* _Task prompt_: Leaving the pictures aside, transcribe every line below exactly.

* _Data excerpts_:
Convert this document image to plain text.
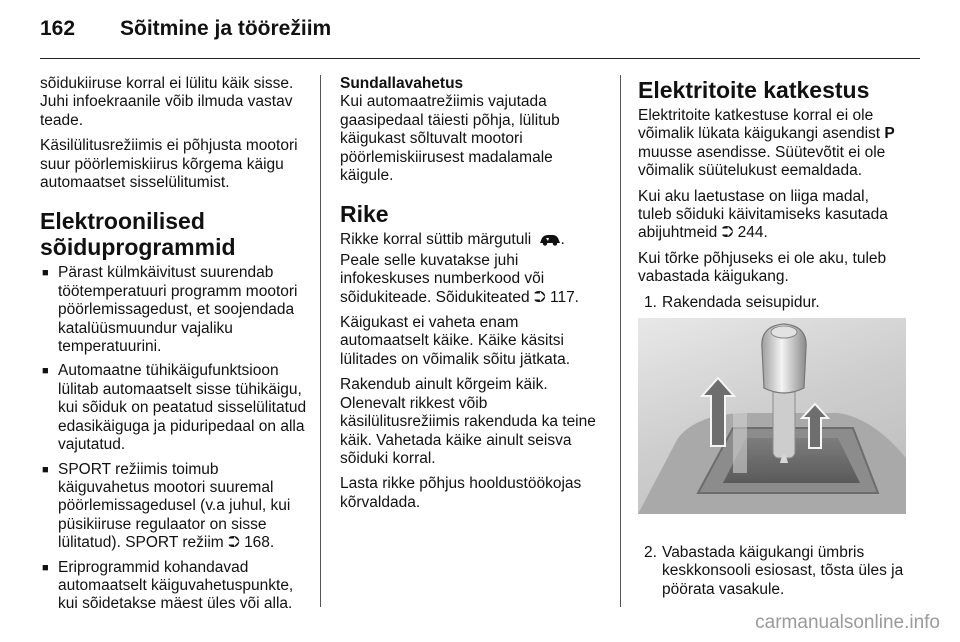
162 Sõitmine ja töörežiim

sõidukiiruse korral ei lülitu käik sisse. Juhi infoekraanile võib ilmuda vastav teade.

Käsilülitusrežiimis ei põhjusta mootori suur pöörlemiskiirus kõrgema käigu automaatset sisselülitumist.

Elektroonilised sõiduprogrammid
■ Pärast külmkäivitust suurendab töötemperatuuri programm mootori pöörlemissagedust, et soojendada katalüüsmuundur vajaliku temperatuurini.
■ Automaatne tühikäigufunktsioon lülitab automaatselt sisse tühikäigu, kui sõiduk on peatatud sisselülitatud edasikäiguga ja piduripedaal on alla vajutatud.
■ SPORT režiimis toimub käiguvahetus mootori suuremal pöörlemissagedusel (v.a juhul, kui püsikiiruse regulaator on sisse lülitatud). SPORT režiim ⮊ 168.
■ Eriprogrammid kohandavad automaatselt käiguvahetuspunkte, kui sõidetakse mäest üles või alla.
Sundallavahetus

Kui automaatrežiimis vajutada gaasipedaal täiesti põhja, lülitub käigukast sõltuvalt mootori pöörlemiskiirusest madalamale käigule.

Rike

Rikke korral süttib märgutuli .
Peale selle kuvatakse juhi infokeskuses numberkood või sõidukiteade. Sõidukiteated ⮊ 117.

Käigukast ei vaheta enam automaatselt käike. Käike käsitsi lülitades on võimalik sõitu jätkata.

Rakendub ainult kõrgeim käik. Olenevalt rikkest võib käsilülitusrežiimis rakenduda ka teine käik. Vahetada käike ainult seisva sõiduki korral.

Lasta rikke põhjus hooldustöökojas kõrvaldada.

Elektritoite katkestus

Elektritoite katkestuse korral ei ole võimalik lükata käigukangi asendist P muusse asendisse. Süütevõtit ei ole võimalik süütelukust eemaldada.

Kui aku laetustase on liiga madal, tuleb sõiduki käivitamiseks kasutada abijuhtmeid ⮊ 244.

Kui tõrke põhjuseks ei ole aku, tuleb vabastada käigukang.

1. Rakendada seisupidur.
2. Vabastada käigukangi ümbris keskkonsooli esiosast, tõsta üles ja pöörata vasakule.
carmanualsonline.info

* _Solution_:
Convert this document image to plain text.
162 Sõitmine ja töörežiim

sõidukiiruse korral ei lülitu käik sisse. Juhi infoekraanile võib ilmuda vastav teade.

Käsilülitusrežiimis ei põhjusta mootori suur pöörlemiskiirus kõrgema käigu automaatset sisselülitumist.

Elektroonilised sõiduprogrammid
■ Pärast külmkäivitust suurendab töötemperatuuri programm mootori pöörlemissagedust, et soojendada katalüüsmuundur vajaliku temperatuurini.
■ Automaatne tühikäigufunktsioon lülitab automaatselt sisse tühikäigu, kui sõiduk on peatatud sisselülitatud edasikäiguga ja piduripedaal on alla vajutatud.
■ SPORT režiimis toimub käiguvahetus mootori suuremal pöörlemissagedusel (v.a juhul, kui püsikiiruse regulaator on sisse lülitatud). SPORT režiim ⮊ 168.
■ Eriprogrammid kohandavad automaatselt käiguvahetuspunkte, kui sõidetakse mäest üles või alla.
Sundallavahetus

Kui automaatrežiimis vajutada gaasipedaal täiesti põhja, lülitub käigukast sõltuvalt mootori pöörlemiskiirusest madalamale käigule.

Rike

Rikke korral süttib märgutuli .
Peale selle kuvatakse juhi infokeskuses numberkood või sõidukiteade. Sõidukiteated ⮊ 117.

Käigukast ei vaheta enam automaatselt käike. Käike käsitsi lülitades on võimalik sõitu jätkata.

Rakendub ainult kõrgeim käik. Olenevalt rikkest võib käsilülitusrežiimis rakenduda ka teine käik. Vahetada käike ainult seisva sõiduki korral.

Lasta rikke põhjus hooldustöökojas kõrvaldada.

Elektritoite katkestus

Elektritoite katkestuse korral ei ole võimalik lükata käigukangi asendist P muusse asendisse. Süütevõtit ei ole võimalik süütelukust eemaldada.

Kui aku laetustase on liiga madal, tuleb sõiduki käivitamiseks kasutada abijuhtmeid ⮊ 244.

Kui tõrke põhjuseks ei ole aku, tuleb vabastada käigukang.

1. Rakendada seisupidur.
2. Vabastada käigukangi ümbris keskkonsooli esiosast, tõsta üles ja pöörata vasakule.
carmanualsonline.info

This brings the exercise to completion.